┌─ Entri untuk Diolah
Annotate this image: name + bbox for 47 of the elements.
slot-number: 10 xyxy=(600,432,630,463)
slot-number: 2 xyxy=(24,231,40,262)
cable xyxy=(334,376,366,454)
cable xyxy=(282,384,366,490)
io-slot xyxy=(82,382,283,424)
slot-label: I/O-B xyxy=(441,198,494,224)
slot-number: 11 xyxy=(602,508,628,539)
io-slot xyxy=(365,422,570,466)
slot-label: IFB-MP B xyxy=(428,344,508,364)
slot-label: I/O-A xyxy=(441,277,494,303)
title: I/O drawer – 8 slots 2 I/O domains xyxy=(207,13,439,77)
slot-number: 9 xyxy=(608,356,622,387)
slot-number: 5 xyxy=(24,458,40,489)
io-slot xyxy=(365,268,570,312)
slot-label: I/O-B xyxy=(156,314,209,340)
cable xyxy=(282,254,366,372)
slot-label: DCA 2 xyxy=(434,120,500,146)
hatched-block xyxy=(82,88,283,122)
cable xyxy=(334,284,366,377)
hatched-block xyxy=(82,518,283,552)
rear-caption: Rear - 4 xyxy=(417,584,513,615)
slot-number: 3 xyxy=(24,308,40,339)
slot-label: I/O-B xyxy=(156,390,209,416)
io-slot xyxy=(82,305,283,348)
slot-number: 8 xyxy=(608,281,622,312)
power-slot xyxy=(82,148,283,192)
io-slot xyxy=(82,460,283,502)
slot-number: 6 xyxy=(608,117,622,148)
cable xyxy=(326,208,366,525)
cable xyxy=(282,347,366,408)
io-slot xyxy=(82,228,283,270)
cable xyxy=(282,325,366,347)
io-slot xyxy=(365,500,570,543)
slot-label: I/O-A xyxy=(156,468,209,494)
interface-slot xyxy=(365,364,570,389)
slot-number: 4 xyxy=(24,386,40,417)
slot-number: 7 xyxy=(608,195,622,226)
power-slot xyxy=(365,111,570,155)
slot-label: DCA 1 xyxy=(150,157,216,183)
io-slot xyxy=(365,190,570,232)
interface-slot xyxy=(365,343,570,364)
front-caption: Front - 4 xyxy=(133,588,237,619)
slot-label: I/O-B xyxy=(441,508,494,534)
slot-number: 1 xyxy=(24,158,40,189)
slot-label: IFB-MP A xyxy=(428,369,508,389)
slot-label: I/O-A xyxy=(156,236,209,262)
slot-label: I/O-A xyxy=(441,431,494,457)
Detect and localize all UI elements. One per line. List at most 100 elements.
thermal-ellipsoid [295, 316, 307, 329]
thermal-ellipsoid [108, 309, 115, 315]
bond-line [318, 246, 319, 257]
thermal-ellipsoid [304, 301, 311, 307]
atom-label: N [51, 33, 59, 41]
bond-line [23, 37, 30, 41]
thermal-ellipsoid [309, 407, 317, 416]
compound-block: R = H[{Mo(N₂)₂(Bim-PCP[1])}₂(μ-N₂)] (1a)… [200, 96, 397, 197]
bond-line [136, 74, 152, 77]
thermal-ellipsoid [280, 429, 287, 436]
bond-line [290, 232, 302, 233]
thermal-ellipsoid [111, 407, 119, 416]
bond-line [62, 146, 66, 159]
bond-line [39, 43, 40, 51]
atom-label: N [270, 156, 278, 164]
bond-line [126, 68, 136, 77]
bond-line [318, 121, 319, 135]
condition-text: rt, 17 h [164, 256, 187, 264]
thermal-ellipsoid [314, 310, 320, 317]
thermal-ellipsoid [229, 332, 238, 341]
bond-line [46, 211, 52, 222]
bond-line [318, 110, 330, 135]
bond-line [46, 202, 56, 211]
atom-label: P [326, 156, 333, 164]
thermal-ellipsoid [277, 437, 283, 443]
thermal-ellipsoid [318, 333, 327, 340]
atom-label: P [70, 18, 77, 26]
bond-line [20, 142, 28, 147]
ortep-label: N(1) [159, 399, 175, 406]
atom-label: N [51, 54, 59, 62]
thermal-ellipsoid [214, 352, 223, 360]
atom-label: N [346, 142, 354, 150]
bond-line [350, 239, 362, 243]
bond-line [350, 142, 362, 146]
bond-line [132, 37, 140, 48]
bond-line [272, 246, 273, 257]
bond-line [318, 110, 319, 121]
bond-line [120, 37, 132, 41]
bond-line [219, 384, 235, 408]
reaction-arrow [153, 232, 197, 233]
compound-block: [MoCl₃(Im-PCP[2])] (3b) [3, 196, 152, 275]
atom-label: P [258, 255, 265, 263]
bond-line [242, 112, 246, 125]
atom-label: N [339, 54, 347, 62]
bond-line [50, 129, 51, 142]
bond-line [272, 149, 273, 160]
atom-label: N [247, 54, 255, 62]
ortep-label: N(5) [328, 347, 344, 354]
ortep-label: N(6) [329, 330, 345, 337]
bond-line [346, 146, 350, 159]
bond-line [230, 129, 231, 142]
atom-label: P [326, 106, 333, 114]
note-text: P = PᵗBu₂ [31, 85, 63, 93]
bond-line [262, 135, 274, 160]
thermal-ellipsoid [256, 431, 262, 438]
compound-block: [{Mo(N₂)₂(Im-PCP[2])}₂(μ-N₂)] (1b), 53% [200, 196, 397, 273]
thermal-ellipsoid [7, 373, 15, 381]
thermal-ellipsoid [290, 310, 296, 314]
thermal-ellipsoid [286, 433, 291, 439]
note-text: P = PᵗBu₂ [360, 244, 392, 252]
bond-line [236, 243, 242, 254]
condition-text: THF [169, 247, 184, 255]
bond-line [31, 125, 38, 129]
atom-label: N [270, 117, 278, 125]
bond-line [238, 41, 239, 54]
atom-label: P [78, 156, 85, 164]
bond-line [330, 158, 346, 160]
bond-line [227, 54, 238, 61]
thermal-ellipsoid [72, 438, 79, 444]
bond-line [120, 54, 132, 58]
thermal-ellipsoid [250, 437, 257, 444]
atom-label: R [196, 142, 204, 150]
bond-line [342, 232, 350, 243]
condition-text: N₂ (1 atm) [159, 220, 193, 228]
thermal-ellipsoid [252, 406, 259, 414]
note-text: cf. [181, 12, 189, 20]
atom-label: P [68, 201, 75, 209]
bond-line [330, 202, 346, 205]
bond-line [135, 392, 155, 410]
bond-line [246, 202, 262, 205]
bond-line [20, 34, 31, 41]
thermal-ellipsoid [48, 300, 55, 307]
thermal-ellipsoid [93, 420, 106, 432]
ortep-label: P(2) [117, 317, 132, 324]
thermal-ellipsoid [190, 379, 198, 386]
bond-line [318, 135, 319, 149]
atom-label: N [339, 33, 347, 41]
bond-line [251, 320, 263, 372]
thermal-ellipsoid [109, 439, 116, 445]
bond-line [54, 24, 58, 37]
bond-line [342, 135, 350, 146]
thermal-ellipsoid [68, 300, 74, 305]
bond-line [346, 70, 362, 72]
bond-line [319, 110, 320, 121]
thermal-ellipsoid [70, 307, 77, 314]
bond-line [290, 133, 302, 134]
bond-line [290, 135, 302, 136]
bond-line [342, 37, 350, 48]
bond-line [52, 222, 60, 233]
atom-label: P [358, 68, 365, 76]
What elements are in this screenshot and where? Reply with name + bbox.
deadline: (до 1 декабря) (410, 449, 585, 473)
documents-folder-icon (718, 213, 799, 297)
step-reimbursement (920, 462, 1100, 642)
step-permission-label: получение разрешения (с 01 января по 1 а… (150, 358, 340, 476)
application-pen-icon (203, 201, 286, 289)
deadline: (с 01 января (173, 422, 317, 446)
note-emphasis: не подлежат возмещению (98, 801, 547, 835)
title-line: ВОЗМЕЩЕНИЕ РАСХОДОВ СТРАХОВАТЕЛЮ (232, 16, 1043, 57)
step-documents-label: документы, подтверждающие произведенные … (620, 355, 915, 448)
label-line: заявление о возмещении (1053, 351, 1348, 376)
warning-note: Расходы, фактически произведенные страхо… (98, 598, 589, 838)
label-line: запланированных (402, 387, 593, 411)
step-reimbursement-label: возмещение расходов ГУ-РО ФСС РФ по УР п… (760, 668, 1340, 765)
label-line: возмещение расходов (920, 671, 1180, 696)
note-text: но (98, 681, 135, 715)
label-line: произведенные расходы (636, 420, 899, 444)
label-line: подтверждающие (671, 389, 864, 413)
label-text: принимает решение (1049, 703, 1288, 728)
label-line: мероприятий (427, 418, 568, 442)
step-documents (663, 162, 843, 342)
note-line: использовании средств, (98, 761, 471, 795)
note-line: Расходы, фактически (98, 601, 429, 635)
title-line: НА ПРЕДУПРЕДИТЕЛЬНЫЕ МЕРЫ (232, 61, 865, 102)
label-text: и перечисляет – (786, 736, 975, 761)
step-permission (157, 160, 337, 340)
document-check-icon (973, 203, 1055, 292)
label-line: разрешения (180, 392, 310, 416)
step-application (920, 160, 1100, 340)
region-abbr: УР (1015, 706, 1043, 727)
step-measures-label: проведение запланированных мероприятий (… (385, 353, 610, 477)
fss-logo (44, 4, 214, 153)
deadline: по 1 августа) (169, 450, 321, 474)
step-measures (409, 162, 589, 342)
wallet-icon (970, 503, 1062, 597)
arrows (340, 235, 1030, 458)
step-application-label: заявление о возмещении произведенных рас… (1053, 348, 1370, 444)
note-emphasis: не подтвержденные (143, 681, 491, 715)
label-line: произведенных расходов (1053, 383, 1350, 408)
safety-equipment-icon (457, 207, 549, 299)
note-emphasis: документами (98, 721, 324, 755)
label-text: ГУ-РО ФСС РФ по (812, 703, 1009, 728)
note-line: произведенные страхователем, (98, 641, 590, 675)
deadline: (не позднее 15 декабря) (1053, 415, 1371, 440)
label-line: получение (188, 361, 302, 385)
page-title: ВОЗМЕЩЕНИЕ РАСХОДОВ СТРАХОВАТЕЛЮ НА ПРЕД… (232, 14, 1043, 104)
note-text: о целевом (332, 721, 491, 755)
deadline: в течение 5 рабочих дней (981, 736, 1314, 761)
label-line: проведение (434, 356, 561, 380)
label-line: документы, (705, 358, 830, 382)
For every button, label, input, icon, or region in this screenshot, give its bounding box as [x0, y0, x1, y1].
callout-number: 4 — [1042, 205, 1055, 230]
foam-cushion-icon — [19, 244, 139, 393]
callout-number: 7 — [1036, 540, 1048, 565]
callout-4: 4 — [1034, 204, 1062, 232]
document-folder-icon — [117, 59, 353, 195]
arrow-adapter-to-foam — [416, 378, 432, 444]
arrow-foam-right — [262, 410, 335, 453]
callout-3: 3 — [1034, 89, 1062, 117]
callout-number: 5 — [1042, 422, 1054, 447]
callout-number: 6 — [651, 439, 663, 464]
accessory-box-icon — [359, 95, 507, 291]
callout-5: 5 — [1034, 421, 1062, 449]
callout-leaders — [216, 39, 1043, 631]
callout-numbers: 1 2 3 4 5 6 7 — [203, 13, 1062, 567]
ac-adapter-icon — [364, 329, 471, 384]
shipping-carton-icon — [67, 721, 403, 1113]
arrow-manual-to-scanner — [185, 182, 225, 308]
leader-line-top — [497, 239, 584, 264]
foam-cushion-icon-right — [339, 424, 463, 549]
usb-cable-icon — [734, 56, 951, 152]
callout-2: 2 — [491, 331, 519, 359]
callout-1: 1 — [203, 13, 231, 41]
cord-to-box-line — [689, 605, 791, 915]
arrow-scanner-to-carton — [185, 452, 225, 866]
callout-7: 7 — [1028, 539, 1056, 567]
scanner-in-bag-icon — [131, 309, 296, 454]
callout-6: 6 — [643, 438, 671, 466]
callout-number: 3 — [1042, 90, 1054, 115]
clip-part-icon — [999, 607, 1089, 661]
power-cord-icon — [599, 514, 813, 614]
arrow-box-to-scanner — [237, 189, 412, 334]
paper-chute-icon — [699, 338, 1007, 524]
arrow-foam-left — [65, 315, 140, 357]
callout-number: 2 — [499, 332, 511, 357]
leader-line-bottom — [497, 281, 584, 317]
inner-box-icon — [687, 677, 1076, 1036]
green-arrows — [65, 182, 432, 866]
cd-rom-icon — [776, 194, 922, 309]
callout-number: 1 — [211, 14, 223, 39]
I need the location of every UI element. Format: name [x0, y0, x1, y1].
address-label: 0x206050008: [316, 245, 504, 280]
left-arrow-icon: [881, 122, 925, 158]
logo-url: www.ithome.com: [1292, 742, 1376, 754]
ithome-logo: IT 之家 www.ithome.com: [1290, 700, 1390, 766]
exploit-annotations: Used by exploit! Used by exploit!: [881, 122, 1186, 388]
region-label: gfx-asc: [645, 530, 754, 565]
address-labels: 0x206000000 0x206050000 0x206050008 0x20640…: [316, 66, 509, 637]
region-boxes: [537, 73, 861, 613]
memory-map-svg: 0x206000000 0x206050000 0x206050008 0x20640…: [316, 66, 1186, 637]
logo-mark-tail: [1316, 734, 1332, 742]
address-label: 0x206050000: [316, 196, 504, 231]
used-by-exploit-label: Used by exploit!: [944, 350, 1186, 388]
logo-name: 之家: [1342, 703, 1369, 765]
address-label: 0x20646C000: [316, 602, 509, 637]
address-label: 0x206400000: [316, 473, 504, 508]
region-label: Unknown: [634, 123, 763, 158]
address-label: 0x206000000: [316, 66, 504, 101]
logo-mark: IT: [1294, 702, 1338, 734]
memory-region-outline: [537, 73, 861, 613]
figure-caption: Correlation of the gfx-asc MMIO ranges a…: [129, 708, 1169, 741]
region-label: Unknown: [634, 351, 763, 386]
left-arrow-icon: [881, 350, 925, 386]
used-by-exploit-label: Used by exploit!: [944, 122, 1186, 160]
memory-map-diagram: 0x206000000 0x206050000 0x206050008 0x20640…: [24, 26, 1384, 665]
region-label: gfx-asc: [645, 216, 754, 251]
└─
Soal Latihan: Ulangi semua baris entri, mulai dari baris paling awal sampai baris yang memuat "bond-line [23, 37, 30, 41]", dengan kedua ujungnya ikut disertakan. Jangan ubah satu karakter pun.

Pembahasan Jawaban:
Annotate this image: name + bbox for 47 of the elements.
slot-number: 10 xyxy=(600,432,630,463)
slot-number: 2 xyxy=(24,231,40,262)
cable xyxy=(334,376,366,454)
cable xyxy=(282,384,366,490)
io-slot xyxy=(82,382,283,424)
slot-label: I/O-B xyxy=(441,198,494,224)
slot-number: 11 xyxy=(602,508,628,539)
io-slot xyxy=(365,422,570,466)
slot-label: IFB-MP B xyxy=(428,344,508,364)
slot-label: I/O-A xyxy=(441,277,494,303)
title: I/O drawer – 8 slots 2 I/O domains xyxy=(207,13,439,77)
slot-number: 9 xyxy=(608,356,622,387)
slot-number: 5 xyxy=(24,458,40,489)
io-slot xyxy=(365,268,570,312)
slot-label: I/O-B xyxy=(156,314,209,340)
cable xyxy=(282,254,366,372)
slot-label: DCA 2 xyxy=(434,120,500,146)
hatched-block xyxy=(82,88,283,122)
cable xyxy=(334,284,366,377)
hatched-block xyxy=(82,518,283,552)
rear-caption: Rear - 4 xyxy=(417,584,513,615)
slot-number: 3 xyxy=(24,308,40,339)
slot-label: I/O-B xyxy=(156,390,209,416)
io-slot xyxy=(82,305,283,348)
slot-number: 8 xyxy=(608,281,622,312)
power-slot xyxy=(82,148,283,192)
io-slot xyxy=(82,460,283,502)
slot-number: 6 xyxy=(608,117,622,148)
cable xyxy=(326,208,366,525)
cable xyxy=(282,347,366,408)
io-slot xyxy=(82,228,283,270)
cable xyxy=(282,325,366,347)
io-slot xyxy=(365,500,570,543)
slot-label: I/O-A xyxy=(156,468,209,494)
interface-slot xyxy=(365,364,570,389)
slot-number: 4 xyxy=(24,386,40,417)
slot-number: 7 xyxy=(608,195,622,226)
power-slot xyxy=(365,111,570,155)
slot-label: DCA 1 xyxy=(150,157,216,183)
io-slot xyxy=(365,190,570,232)
interface-slot xyxy=(365,343,570,364)
front-caption: Front - 4 xyxy=(133,588,237,619)
slot-label: I/O-B xyxy=(441,508,494,534)
slot-number: 1 xyxy=(24,158,40,189)
slot-label: IFB-MP A xyxy=(428,369,508,389)
slot-label: I/O-A xyxy=(156,236,209,262)
slot-label: I/O-A xyxy=(441,431,494,457)
Detect and localize all UI elements. One per line. List at most 100 elements.
thermal-ellipsoid [295, 316, 307, 329]
thermal-ellipsoid [108, 309, 115, 315]
bond-line [318, 246, 319, 257]
thermal-ellipsoid [304, 301, 311, 307]
atom-label: N [51, 33, 59, 41]
bond-line [23, 37, 30, 41]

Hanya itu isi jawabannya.